- **STATED EXERCISE**:
Output an exact reproduction of the data.

- **STORED ROWS**:
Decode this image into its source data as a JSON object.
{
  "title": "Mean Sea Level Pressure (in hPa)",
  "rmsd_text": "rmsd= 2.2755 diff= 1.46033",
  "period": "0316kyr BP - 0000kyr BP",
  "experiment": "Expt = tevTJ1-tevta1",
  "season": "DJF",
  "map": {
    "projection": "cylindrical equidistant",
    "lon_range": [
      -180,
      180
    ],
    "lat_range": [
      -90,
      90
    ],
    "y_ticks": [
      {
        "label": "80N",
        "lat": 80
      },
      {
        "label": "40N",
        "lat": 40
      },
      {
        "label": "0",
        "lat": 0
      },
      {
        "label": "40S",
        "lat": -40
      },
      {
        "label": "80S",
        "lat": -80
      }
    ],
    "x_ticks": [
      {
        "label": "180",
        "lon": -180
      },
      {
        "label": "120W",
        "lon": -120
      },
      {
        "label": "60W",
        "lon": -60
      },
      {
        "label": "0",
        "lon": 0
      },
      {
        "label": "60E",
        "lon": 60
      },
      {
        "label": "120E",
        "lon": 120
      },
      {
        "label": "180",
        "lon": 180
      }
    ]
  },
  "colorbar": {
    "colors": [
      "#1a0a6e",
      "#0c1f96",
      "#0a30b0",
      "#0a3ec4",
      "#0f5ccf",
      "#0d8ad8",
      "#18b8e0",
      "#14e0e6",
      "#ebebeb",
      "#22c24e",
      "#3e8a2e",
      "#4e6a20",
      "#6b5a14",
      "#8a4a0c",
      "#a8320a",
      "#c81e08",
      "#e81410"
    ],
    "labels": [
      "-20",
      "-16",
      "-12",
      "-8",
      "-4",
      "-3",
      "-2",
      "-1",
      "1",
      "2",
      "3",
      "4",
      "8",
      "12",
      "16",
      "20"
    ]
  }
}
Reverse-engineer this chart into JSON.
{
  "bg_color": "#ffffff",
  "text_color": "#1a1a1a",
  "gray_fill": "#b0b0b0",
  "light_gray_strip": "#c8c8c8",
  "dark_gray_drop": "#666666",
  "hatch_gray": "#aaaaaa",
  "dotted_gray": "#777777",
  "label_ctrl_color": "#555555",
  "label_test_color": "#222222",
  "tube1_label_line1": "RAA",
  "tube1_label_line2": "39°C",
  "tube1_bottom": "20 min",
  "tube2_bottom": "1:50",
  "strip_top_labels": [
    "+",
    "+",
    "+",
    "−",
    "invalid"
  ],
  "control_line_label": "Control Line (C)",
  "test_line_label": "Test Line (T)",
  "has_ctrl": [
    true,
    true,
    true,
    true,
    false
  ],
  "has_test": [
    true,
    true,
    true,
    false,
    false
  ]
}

- **REPLY TO THE EXERCISE**:
Decode this image into its source data as a JSON object.
{
  "title": "Mean Sea Level Pressure (in hPa)",
  "rmsd_text": "rmsd= 2.2755 diff= 1.46033",
  "period": "0316kyr BP - 0000kyr BP",
  "experiment": "Expt = tevTJ1-tevta1",
  "season": "DJF",
  "map": {
    "projection": "cylindrical equidistant",
    "lon_range": [
      -180,
      180
    ],
    "lat_range": [
      -90,
      90
    ],
    "y_ticks": [
      {
        "label": "80N",
        "lat": 80
      },
      {
        "label": "40N",
        "lat": 40
      },
      {
        "label": "0",
        "lat": 0
      },
      {
        "label": "40S",
        "lat": -40
      },
      {
        "label": "80S",
        "lat": -80
      }
    ],
    "x_ticks": [
      {
        "label": "180",
        "lon": -180
      },
      {
        "label": "120W",
        "lon": -120
      },
      {
        "label": "60W",
        "lon": -60
      },
      {
        "label": "0",
        "lon": 0
      },
      {
        "label": "60E",
        "lon": 60
      },
      {
        "label": "120E",
        "lon": 120
      },
      {
        "label": "180",
        "lon": 180
      }
    ]
  },
  "colorbar": {
    "colors": [
      "#1a0a6e",
      "#0c1f96",
      "#0a30b0",
      "#0a3ec4",
      "#0f5ccf",
      "#0d8ad8",
      "#18b8e0",
      "#14e0e6",
      "#ebebeb",
      "#22c24e",
      "#3e8a2e",
      "#4e6a20",
      "#6b5a14",
      "#8a4a0c",
      "#a8320a",
      "#c81e08",
      "#e81410"
    ],
    "labels": [
      "-20",
      "-16",
      "-12",
      "-8",
      "-4",
      "-3",
      "-2",
      "-1",
      "1",
      "2",
      "3",
      "4",
      "8",
      "12",
      "16",
      "20"
    ]
  }
}
Reverse-engineer this chart into JSON.
{
  "bg_color": "#ffffff",
  "text_color": "#1a1a1a",
  "gray_fill": "#b0b0b0",
  "light_gray_strip": "#c8c8c8",
  "dark_gray_drop": "#666666",
  "hatch_gray": "#aaaaaa",
  "dotted_gray": "#777777",
  "label_ctrl_color": "#555555",
  "label_test_color": "#222222",
  "tube1_label_line1": "RAA",
  "tube1_label_line2": "39°C",
  "tube1_bottom": "20 min",
  "tube2_bottom": "1:50",
  "strip_top_labels": [
    "+",
    "+",
    "+",
    "−",
    "invalid"
  ],
  "control_line_label": "Control Line (C)",
  "test_line_label": "Test Line (T)",
  "has_ctrl": [
    true,
    true,
    true,
    true,
    false
  ],
  "has_test": [
    true,
    true,
    true,
    false,
    false
  ]
}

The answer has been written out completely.